===== DATA ROWS

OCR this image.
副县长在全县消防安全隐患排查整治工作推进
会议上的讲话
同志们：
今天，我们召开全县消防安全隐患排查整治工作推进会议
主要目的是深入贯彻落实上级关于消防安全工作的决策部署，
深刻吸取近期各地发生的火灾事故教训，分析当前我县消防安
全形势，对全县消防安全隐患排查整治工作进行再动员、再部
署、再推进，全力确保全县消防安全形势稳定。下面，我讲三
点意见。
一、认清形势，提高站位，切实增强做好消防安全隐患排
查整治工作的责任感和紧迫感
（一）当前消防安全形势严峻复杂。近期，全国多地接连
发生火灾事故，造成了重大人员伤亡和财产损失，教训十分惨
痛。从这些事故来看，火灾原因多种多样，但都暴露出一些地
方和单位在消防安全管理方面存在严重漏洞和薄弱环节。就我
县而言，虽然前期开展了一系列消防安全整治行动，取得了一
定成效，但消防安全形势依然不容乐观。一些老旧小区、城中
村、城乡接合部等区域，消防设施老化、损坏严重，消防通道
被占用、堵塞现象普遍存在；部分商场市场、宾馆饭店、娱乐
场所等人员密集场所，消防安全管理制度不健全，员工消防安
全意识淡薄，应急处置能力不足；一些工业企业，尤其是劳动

==========

→ **PROBLEM DESCRIPTION**: Give all the records again. Match them exactly.

→ **EXERCISE RESULT**:
OCR this image.
副县长在全县消防安全隐患排查整治工作推进
会议上的讲话
同志们：
今天，我们召开全县消防安全隐患排查整治工作推进会议
主要目的是深入贯彻落实上级关于消防安全工作的决策部署，
深刻吸取近期各地发生的火灾事故教训，分析当前我县消防安
全形势，对全县消防安全隐患排查整治工作进行再动员、再部
署、再推进，全力确保全县消防安全形势稳定。下面，我讲三
点意见。
一、认清形势，提高站位，切实增强做好消防安全隐患排
查整治工作的责任感和紧迫感
（一）当前消防安全形势严峻复杂。近期，全国多地接连
发生火灾事故，造成了重大人员伤亡和财产损失，教训十分惨
痛。从这些事故来看，火灾原因多种多样，但都暴露出一些地
方和单位在消防安全管理方面存在严重漏洞和薄弱环节。就我
县而言，虽然前期开展了一系列消防安全整治行动，取得了一
定成效，但消防安全形势依然不容乐观。一些老旧小区、城中
村、城乡接合部等区域，消防设施老化、损坏严重，消防通道
被占用、堵塞现象普遍存在；部分商场市场、宾馆饭店、娱乐
场所等人员密集场所，消防安全管理制度不健全，员工消防安
全意识淡薄，应急处置能力不足；一些工业企业，尤其是劳动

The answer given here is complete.